begin SUPPLIED DATA

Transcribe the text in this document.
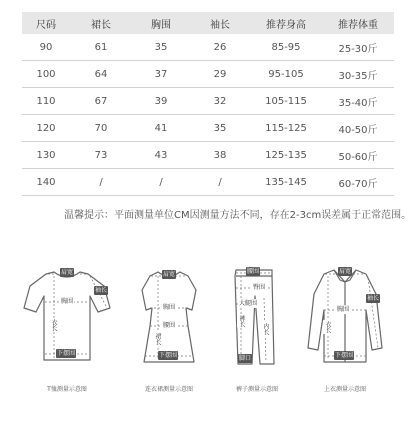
尺码	裙长	胸围	袖长	推荐身高	推荐体重
90	61	35	26	85-95	25-30斤
100	64	37	29	95-105	30-35斤
110	67	39	32	105-115	35-40斤
120	70	41	35	115-125	40-50斤
130	73	43	38	125-135	50-60斤
140	/	/	/	135-145	60-70斤
温馨提示：平面测量单位CM因测量方法不同，存在2-3cm误差属于正常范围。
肩宽
袖长
胸围
衣长
下摆围
T恤测量示意图
肩宽
胸围
腰围
裙长
下摆围
连衣裙测量示意图
腰围
臀围
裤长
大腿围
内长
脚口
裤子测量示意图
肩宽
袖长
胸围
衣长
下摆围
上衣测量示意图
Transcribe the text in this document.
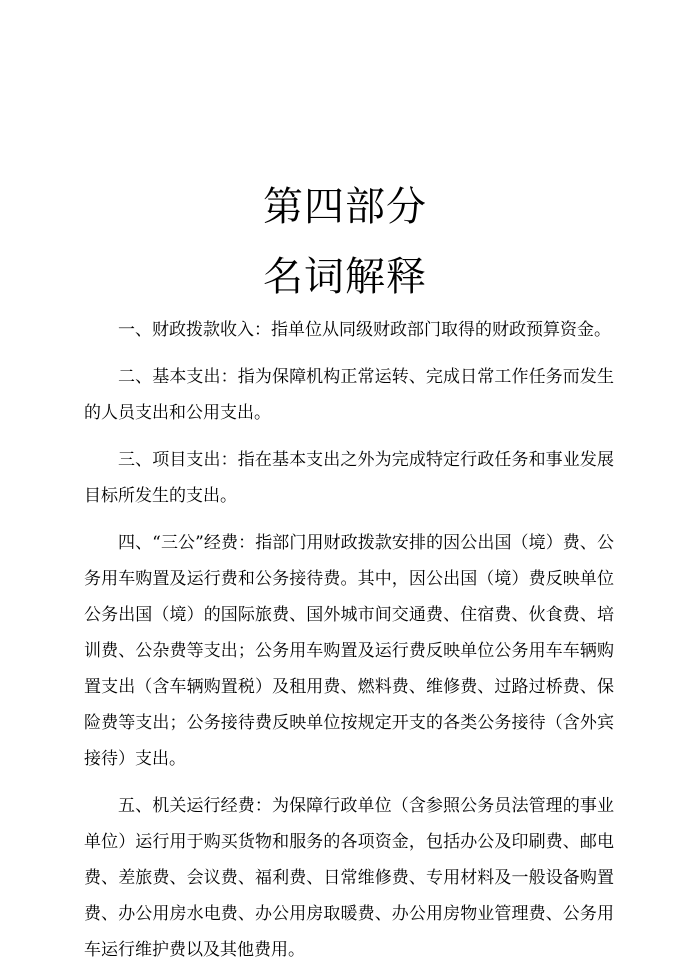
第四部分
名词解释

一、财政拨款收入：指单位从同级财政部门取得的财政预算资金。

二、基本支出：指为保障机构正常运转、完成日常工作任务而发生的人员支出和公用支出。

三、项目支出：指在基本支出之外为完成特定行政任务和事业发展目标所发生的支出。

四、“三公”经费：指部门用财政拨款安排的因公出国（境）费、公务用车购置及运行费和公务接待费。其中，因公出国（境）费反映单位公务出国（境）的国际旅费、国外城市间交通费、住宿费、伙食费、培训费、公杂费等支出；公务用车购置及运行费反映单位公务用车车辆购置支出（含车辆购置税）及租用费、燃料费、维修费、过路过桥费、保险费等支出；公务接待费反映单位按规定开支的各类公务接待（含外宾接待）支出。

五、机关运行经费：为保障行政单位（含参照公务员法管理的事业单位）运行用于购买货物和服务的各项资金，包括办公及印刷费、邮电费、差旅费、会议费、福利费、日常维修费、专用材料及一般设备购置费、办公用房水电费、办公用房取暖费、办公用房物业管理费、公务用车运行维护费以及其他费用。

end SUPPLIED DATA

Pictures are excluded; copy every other part of the records exactly.

Transcribe the text in this document.
尺码	裙长	胸围	袖长	推荐身高	推荐体重
90	61	35	26	85-95	25-30斤
100	64	37	29	95-105	30-35斤
110	67	39	32	105-115	35-40斤
120	70	41	35	115-125	40-50斤
130	73	43	38	125-135	50-60斤
140	/	/	/	135-145	60-70斤
温馨提示：平面测量单位CM因测量方法不同，存在2-3cm误差属于正常范围。
肩宽
袖长
胸围
衣长
下摆围
T恤测量示意图
肩宽
胸围
腰围
裙长
下摆围
连衣裙测量示意图
腰围
臀围
裤长
大腿围
内长
脚口
裤子测量示意图
肩宽
袖长
胸围
衣长
下摆围
上衣测量示意图
Transcribe the text in this document.
第四部分
名词解释

一、财政拨款收入：指单位从同级财政部门取得的财政预算资金。

二、基本支出：指为保障机构正常运转、完成日常工作任务而发生的人员支出和公用支出。

三、项目支出：指在基本支出之外为完成特定行政任务和事业发展目标所发生的支出。

四、“三公”经费：指部门用财政拨款安排的因公出国（境）费、公务用车购置及运行费和公务接待费。其中，因公出国（境）费反映单位公务出国（境）的国际旅费、国外城市间交通费、住宿费、伙食费、培训费、公杂费等支出；公务用车购置及运行费反映单位公务用车车辆购置支出（含车辆购置税）及租用费、燃料费、维修费、过路过桥费、保险费等支出；公务接待费反映单位按规定开支的各类公务接待（含外宾接待）支出。

五、机关运行经费：为保障行政单位（含参照公务员法管理的事业单位）运行用于购买货物和服务的各项资金，包括办公及印刷费、邮电费、差旅费、会议费、福利费、日常维修费、专用材料及一般设备购置费、办公用房水电费、办公用房取暖费、办公用房物业管理费、公务用车运行维护费以及其他费用。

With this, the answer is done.